#### Task directions
Print all of the entries exactly, minus the pictures.

#### Material for this task
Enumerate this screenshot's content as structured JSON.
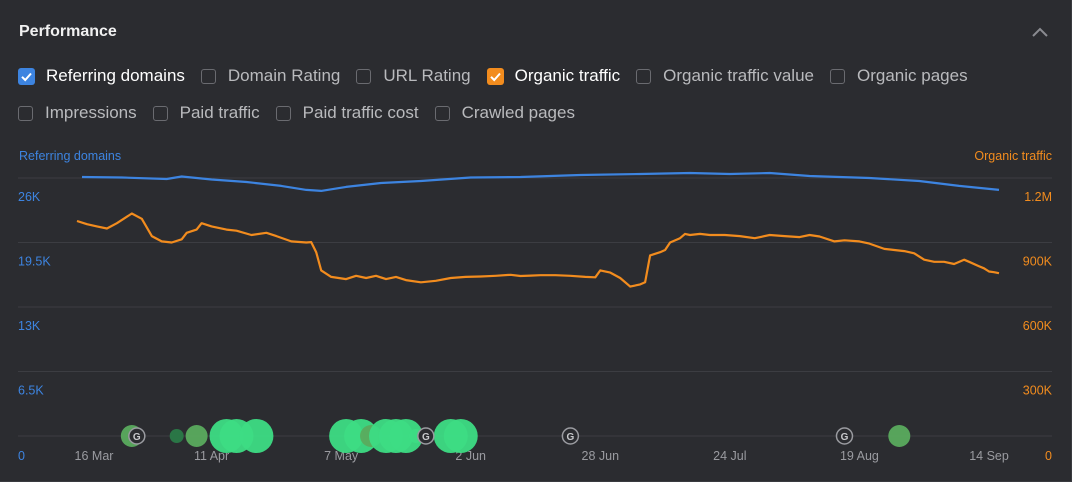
{
  "panel": {
    "title": "Performance",
    "collapse_icon": "chevron-up-icon"
  },
  "metrics": [
    [
      {
        "label": "Referring domains",
        "checked": true,
        "color": "#3d84e0"
      },
      {
        "label": "Domain Rating",
        "checked": false
      },
      {
        "label": "URL Rating",
        "checked": false
      },
      {
        "label": "Organic traffic",
        "checked": true,
        "color": "#f28c1e"
      },
      {
        "label": "Organic traffic value",
        "checked": false
      },
      {
        "label": "Organic pages",
        "checked": false
      }
    ],
    [
      {
        "label": "Impressions",
        "checked": false
      },
      {
        "label": "Paid traffic",
        "checked": false
      },
      {
        "label": "Paid traffic cost",
        "checked": false
      },
      {
        "label": "Crawled pages",
        "checked": false
      }
    ]
  ],
  "chart_data": {
    "type": "line",
    "left_axis_title": "Referring domains",
    "right_axis_title": "Organic traffic",
    "left_ticks": [
      "26K",
      "19.5K",
      "13K",
      "6.5K",
      "0"
    ],
    "right_ticks": [
      "1.2M",
      "900K",
      "600K",
      "300K",
      "0"
    ],
    "left_ylim": [
      0,
      26000
    ],
    "right_ylim": [
      0,
      1200000
    ],
    "x_labels": [
      "16 Mar",
      "11 Apr",
      "7 May",
      "2 Jun",
      "28 Jun",
      "24 Jul",
      "19 Aug",
      "14 Sep"
    ],
    "x_label_days": [
      0,
      26,
      52,
      78,
      104,
      130,
      156,
      182
    ],
    "grid": true,
    "series": [
      {
        "name": "Referring domains",
        "axis": "left",
        "color": "#3d84e0",
        "points": [
          [
            0,
            26100
          ],
          [
            8,
            26050
          ],
          [
            17,
            25900
          ],
          [
            20,
            26150
          ],
          [
            26,
            25850
          ],
          [
            33,
            25600
          ],
          [
            40,
            25200
          ],
          [
            45,
            24800
          ],
          [
            48,
            24700
          ],
          [
            53,
            25100
          ],
          [
            60,
            25500
          ],
          [
            68,
            25700
          ],
          [
            78,
            26050
          ],
          [
            88,
            26100
          ],
          [
            100,
            26300
          ],
          [
            112,
            26400
          ],
          [
            122,
            26500
          ],
          [
            130,
            26400
          ],
          [
            138,
            26500
          ],
          [
            146,
            26200
          ],
          [
            158,
            26000
          ],
          [
            168,
            25700
          ],
          [
            176,
            25200
          ],
          [
            184,
            24800
          ]
        ]
      },
      {
        "name": "Organic traffic",
        "axis": "right",
        "color": "#f28c1e",
        "points": [
          [
            -1,
            1000000
          ],
          [
            1,
            985000
          ],
          [
            3,
            975000
          ],
          [
            5,
            965000
          ],
          [
            7,
            990000
          ],
          [
            9,
            1020000
          ],
          [
            10,
            1035000
          ],
          [
            12,
            1010000
          ],
          [
            14,
            930000
          ],
          [
            16,
            905000
          ],
          [
            18,
            900000
          ],
          [
            20,
            915000
          ],
          [
            21,
            945000
          ],
          [
            23,
            960000
          ],
          [
            24,
            990000
          ],
          [
            26,
            975000
          ],
          [
            29,
            960000
          ],
          [
            31,
            955000
          ],
          [
            34,
            935000
          ],
          [
            37,
            945000
          ],
          [
            39,
            930000
          ],
          [
            42,
            905000
          ],
          [
            45,
            900000
          ],
          [
            46,
            902000
          ],
          [
            47,
            855000
          ],
          [
            48,
            770000
          ],
          [
            50,
            740000
          ],
          [
            53,
            730000
          ],
          [
            55,
            745000
          ],
          [
            57,
            735000
          ],
          [
            59,
            745000
          ],
          [
            61,
            730000
          ],
          [
            63,
            740000
          ],
          [
            65,
            725000
          ],
          [
            68,
            715000
          ],
          [
            71,
            722000
          ],
          [
            74,
            735000
          ],
          [
            77,
            740000
          ],
          [
            80,
            742000
          ],
          [
            83,
            745000
          ],
          [
            86,
            750000
          ],
          [
            88,
            744000
          ],
          [
            90,
            746000
          ],
          [
            92,
            748000
          ],
          [
            95,
            748000
          ],
          [
            98,
            745000
          ],
          [
            101,
            740000
          ],
          [
            103,
            738000
          ],
          [
            104,
            770000
          ],
          [
            106,
            760000
          ],
          [
            108,
            735000
          ],
          [
            110,
            695000
          ],
          [
            112,
            705000
          ],
          [
            113,
            715000
          ],
          [
            114,
            840000
          ],
          [
            116,
            855000
          ],
          [
            117,
            865000
          ],
          [
            118,
            900000
          ],
          [
            120,
            920000
          ],
          [
            121,
            940000
          ],
          [
            122,
            935000
          ],
          [
            124,
            940000
          ],
          [
            126,
            935000
          ],
          [
            129,
            935000
          ],
          [
            132,
            930000
          ],
          [
            135,
            920000
          ],
          [
            138,
            935000
          ],
          [
            141,
            930000
          ],
          [
            144,
            925000
          ],
          [
            146,
            935000
          ],
          [
            148,
            928000
          ],
          [
            151,
            905000
          ],
          [
            153,
            910000
          ],
          [
            156,
            905000
          ],
          [
            158,
            895000
          ],
          [
            161,
            870000
          ],
          [
            163,
            865000
          ],
          [
            165,
            860000
          ],
          [
            167,
            850000
          ],
          [
            169,
            820000
          ],
          [
            171,
            810000
          ],
          [
            173,
            810000
          ],
          [
            175,
            800000
          ],
          [
            177,
            820000
          ],
          [
            178,
            810000
          ],
          [
            180,
            790000
          ],
          [
            181,
            780000
          ],
          [
            182,
            765000
          ],
          [
            183,
            762000
          ],
          [
            184,
            757000
          ]
        ]
      }
    ],
    "annotations": [
      {
        "type": "google",
        "day": 11
      },
      {
        "type": "google",
        "day": 69
      },
      {
        "type": "google",
        "day": 98
      },
      {
        "type": "google",
        "day": 153
      }
    ],
    "bubbles": [
      {
        "day": 10,
        "size": 2,
        "color": "#5aab5e"
      },
      {
        "day": 19,
        "size": 1,
        "color": "#2a7a48"
      },
      {
        "day": 23,
        "size": 2,
        "color": "#5aab5e"
      },
      {
        "day": 29,
        "size": 3,
        "color": "#3ddc84"
      },
      {
        "day": 31,
        "size": 3,
        "color": "#3ddc84"
      },
      {
        "day": 35,
        "size": 3,
        "color": "#3ddc84"
      },
      {
        "day": 53,
        "size": 3,
        "color": "#3ddc84"
      },
      {
        "day": 56,
        "size": 3,
        "color": "#3ddc84"
      },
      {
        "day": 58,
        "size": 2,
        "color": "#5aab5e"
      },
      {
        "day": 61,
        "size": 3,
        "color": "#3ddc84"
      },
      {
        "day": 63,
        "size": 3,
        "color": "#3ddc84"
      },
      {
        "day": 65,
        "size": 3,
        "color": "#3ddc84"
      },
      {
        "day": 67,
        "size": 1,
        "color": "#3ddc84"
      },
      {
        "day": 74,
        "size": 3,
        "color": "#3ddc84"
      },
      {
        "day": 76,
        "size": 3,
        "color": "#3ddc84"
      },
      {
        "day": 164,
        "size": 2,
        "color": "#5aab5e"
      }
    ]
  }
}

#### Answer for the task
Enumerate this screenshot's content as structured JSON.
{
  "panel": {
    "title": "Performance",
    "collapse_icon": "chevron-up-icon"
  },
  "metrics": [
    [
      {
        "label": "Referring domains",
        "checked": true,
        "color": "#3d84e0"
      },
      {
        "label": "Domain Rating",
        "checked": false
      },
      {
        "label": "URL Rating",
        "checked": false
      },
      {
        "label": "Organic traffic",
        "checked": true,
        "color": "#f28c1e"
      },
      {
        "label": "Organic traffic value",
        "checked": false
      },
      {
        "label": "Organic pages",
        "checked": false
      }
    ],
    [
      {
        "label": "Impressions",
        "checked": false
      },
      {
        "label": "Paid traffic",
        "checked": false
      },
      {
        "label": "Paid traffic cost",
        "checked": false
      },
      {
        "label": "Crawled pages",
        "checked": false
      }
    ]
  ],
  "chart_data": {
    "type": "line",
    "left_axis_title": "Referring domains",
    "right_axis_title": "Organic traffic",
    "left_ticks": [
      "26K",
      "19.5K",
      "13K",
      "6.5K",
      "0"
    ],
    "right_ticks": [
      "1.2M",
      "900K",
      "600K",
      "300K",
      "0"
    ],
    "left_ylim": [
      0,
      26000
    ],
    "right_ylim": [
      0,
      1200000
    ],
    "x_labels": [
      "16 Mar",
      "11 Apr",
      "7 May",
      "2 Jun",
      "28 Jun",
      "24 Jul",
      "19 Aug",
      "14 Sep"
    ],
    "x_label_days": [
      0,
      26,
      52,
      78,
      104,
      130,
      156,
      182
    ],
    "grid": true,
    "series": [
      {
        "name": "Referring domains",
        "axis": "left",
        "color": "#3d84e0",
        "points": [
          [
            0,
            26100
          ],
          [
            8,
            26050
          ],
          [
            17,
            25900
          ],
          [
            20,
            26150
          ],
          [
            26,
            25850
          ],
          [
            33,
            25600
          ],
          [
            40,
            25200
          ],
          [
            45,
            24800
          ],
          [
            48,
            24700
          ],
          [
            53,
            25100
          ],
          [
            60,
            25500
          ],
          [
            68,
            25700
          ],
          [
            78,
            26050
          ],
          [
            88,
            26100
          ],
          [
            100,
            26300
          ],
          [
            112,
            26400
          ],
          [
            122,
            26500
          ],
          [
            130,
            26400
          ],
          [
            138,
            26500
          ],
          [
            146,
            26200
          ],
          [
            158,
            26000
          ],
          [
            168,
            25700
          ],
          [
            176,
            25200
          ],
          [
            184,
            24800
          ]
        ]
      },
      {
        "name": "Organic traffic",
        "axis": "right",
        "color": "#f28c1e",
        "points": [
          [
            -1,
            1000000
          ],
          [
            1,
            985000
          ],
          [
            3,
            975000
          ],
          [
            5,
            965000
          ],
          [
            7,
            990000
          ],
          [
            9,
            1020000
          ],
          [
            10,
            1035000
          ],
          [
            12,
            1010000
          ],
          [
            14,
            930000
          ],
          [
            16,
            905000
          ],
          [
            18,
            900000
          ],
          [
            20,
            915000
          ],
          [
            21,
            945000
          ],
          [
            23,
            960000
          ],
          [
            24,
            990000
          ],
          [
            26,
            975000
          ],
          [
            29,
            960000
          ],
          [
            31,
            955000
          ],
          [
            34,
            935000
          ],
          [
            37,
            945000
          ],
          [
            39,
            930000
          ],
          [
            42,
            905000
          ],
          [
            45,
            900000
          ],
          [
            46,
            902000
          ],
          [
            47,
            855000
          ],
          [
            48,
            770000
          ],
          [
            50,
            740000
          ],
          [
            53,
            730000
          ],
          [
            55,
            745000
          ],
          [
            57,
            735000
          ],
          [
            59,
            745000
          ],
          [
            61,
            730000
          ],
          [
            63,
            740000
          ],
          [
            65,
            725000
          ],
          [
            68,
            715000
          ],
          [
            71,
            722000
          ],
          [
            74,
            735000
          ],
          [
            77,
            740000
          ],
          [
            80,
            742000
          ],
          [
            83,
            745000
          ],
          [
            86,
            750000
          ],
          [
            88,
            744000
          ],
          [
            90,
            746000
          ],
          [
            92,
            748000
          ],
          [
            95,
            748000
          ],
          [
            98,
            745000
          ],
          [
            101,
            740000
          ],
          [
            103,
            738000
          ],
          [
            104,
            770000
          ],
          [
            106,
            760000
          ],
          [
            108,
            735000
          ],
          [
            110,
            695000
          ],
          [
            112,
            705000
          ],
          [
            113,
            715000
          ],
          [
            114,
            840000
          ],
          [
            116,
            855000
          ],
          [
            117,
            865000
          ],
          [
            118,
            900000
          ],
          [
            120,
            920000
          ],
          [
            121,
            940000
          ],
          [
            122,
            935000
          ],
          [
            124,
            940000
          ],
          [
            126,
            935000
          ],
          [
            129,
            935000
          ],
          [
            132,
            930000
          ],
          [
            135,
            920000
          ],
          [
            138,
            935000
          ],
          [
            141,
            930000
          ],
          [
            144,
            925000
          ],
          [
            146,
            935000
          ],
          [
            148,
            928000
          ],
          [
            151,
            905000
          ],
          [
            153,
            910000
          ],
          [
            156,
            905000
          ],
          [
            158,
            895000
          ],
          [
            161,
            870000
          ],
          [
            163,
            865000
          ],
          [
            165,
            860000
          ],
          [
            167,
            850000
          ],
          [
            169,
            820000
          ],
          [
            171,
            810000
          ],
          [
            173,
            810000
          ],
          [
            175,
            800000
          ],
          [
            177,
            820000
          ],
          [
            178,
            810000
          ],
          [
            180,
            790000
          ],
          [
            181,
            780000
          ],
          [
            182,
            765000
          ],
          [
            183,
            762000
          ],
          [
            184,
            757000
          ]
        ]
      }
    ],
    "annotations": [
      {
        "type": "google",
        "day": 11
      },
      {
        "type": "google",
        "day": 69
      },
      {
        "type": "google",
        "day": 98
      },
      {
        "type": "google",
        "day": 153
      }
    ],
    "bubbles": [
      {
        "day": 10,
        "size": 2,
        "color": "#5aab5e"
      },
      {
        "day": 19,
        "size": 1,
        "color": "#2a7a48"
      },
      {
        "day": 23,
        "size": 2,
        "color": "#5aab5e"
      },
      {
        "day": 29,
        "size": 3,
        "color": "#3ddc84"
      },
      {
        "day": 31,
        "size": 3,
        "color": "#3ddc84"
      },
      {
        "day": 35,
        "size": 3,
        "color": "#3ddc84"
      },
      {
        "day": 53,
        "size": 3,
        "color": "#3ddc84"
      },
      {
        "day": 56,
        "size": 3,
        "color": "#3ddc84"
      },
      {
        "day": 58,
        "size": 2,
        "color": "#5aab5e"
      },
      {
        "day": 61,
        "size": 3,
        "color": "#3ddc84"
      },
      {
        "day": 63,
        "size": 3,
        "color": "#3ddc84"
      },
      {
        "day": 65,
        "size": 3,
        "color": "#3ddc84"
      },
      {
        "day": 67,
        "size": 1,
        "color": "#3ddc84"
      },
      {
        "day": 74,
        "size": 3,
        "color": "#3ddc84"
      },
      {
        "day": 76,
        "size": 3,
        "color": "#3ddc84"
      },
      {
        "day": 164,
        "size": 2,
        "color": "#5aab5e"
      }
    ]
  }
}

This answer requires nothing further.